Data provided:
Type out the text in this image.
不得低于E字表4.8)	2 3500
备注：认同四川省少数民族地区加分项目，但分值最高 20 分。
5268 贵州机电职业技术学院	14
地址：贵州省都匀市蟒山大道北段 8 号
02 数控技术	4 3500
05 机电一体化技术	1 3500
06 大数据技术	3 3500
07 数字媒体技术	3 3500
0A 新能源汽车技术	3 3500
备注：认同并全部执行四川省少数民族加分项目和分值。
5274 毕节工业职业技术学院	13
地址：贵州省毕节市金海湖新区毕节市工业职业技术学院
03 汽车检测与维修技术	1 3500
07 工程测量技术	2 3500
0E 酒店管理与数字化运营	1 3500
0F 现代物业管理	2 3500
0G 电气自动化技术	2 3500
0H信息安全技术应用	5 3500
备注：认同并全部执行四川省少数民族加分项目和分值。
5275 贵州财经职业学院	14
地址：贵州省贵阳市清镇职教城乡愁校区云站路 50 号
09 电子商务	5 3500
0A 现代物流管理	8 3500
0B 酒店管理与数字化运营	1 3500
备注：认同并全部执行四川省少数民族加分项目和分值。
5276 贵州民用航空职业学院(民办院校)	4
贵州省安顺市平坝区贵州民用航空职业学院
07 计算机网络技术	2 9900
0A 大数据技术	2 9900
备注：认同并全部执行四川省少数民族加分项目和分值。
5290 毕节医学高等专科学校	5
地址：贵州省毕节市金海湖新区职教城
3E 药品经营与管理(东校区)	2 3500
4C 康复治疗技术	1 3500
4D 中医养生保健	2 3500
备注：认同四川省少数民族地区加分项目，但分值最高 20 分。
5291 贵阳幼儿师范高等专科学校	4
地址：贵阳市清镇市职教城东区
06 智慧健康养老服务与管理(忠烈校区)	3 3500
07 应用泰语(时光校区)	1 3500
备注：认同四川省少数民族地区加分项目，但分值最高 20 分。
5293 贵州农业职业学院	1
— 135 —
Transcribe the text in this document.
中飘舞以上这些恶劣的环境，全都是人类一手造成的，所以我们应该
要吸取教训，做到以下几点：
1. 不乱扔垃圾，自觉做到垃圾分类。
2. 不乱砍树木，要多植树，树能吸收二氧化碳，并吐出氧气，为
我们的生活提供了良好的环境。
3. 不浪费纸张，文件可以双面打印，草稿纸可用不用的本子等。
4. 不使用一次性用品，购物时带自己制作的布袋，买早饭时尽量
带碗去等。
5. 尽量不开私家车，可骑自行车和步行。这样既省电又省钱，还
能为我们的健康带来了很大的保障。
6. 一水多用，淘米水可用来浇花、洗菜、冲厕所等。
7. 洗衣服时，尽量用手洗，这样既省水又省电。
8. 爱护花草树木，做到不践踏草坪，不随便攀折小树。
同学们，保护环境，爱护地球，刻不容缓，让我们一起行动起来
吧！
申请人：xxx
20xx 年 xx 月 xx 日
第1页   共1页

Task objective:
Each line holding the word "text" counts once; report the total and nothing else.

Correct answer:
2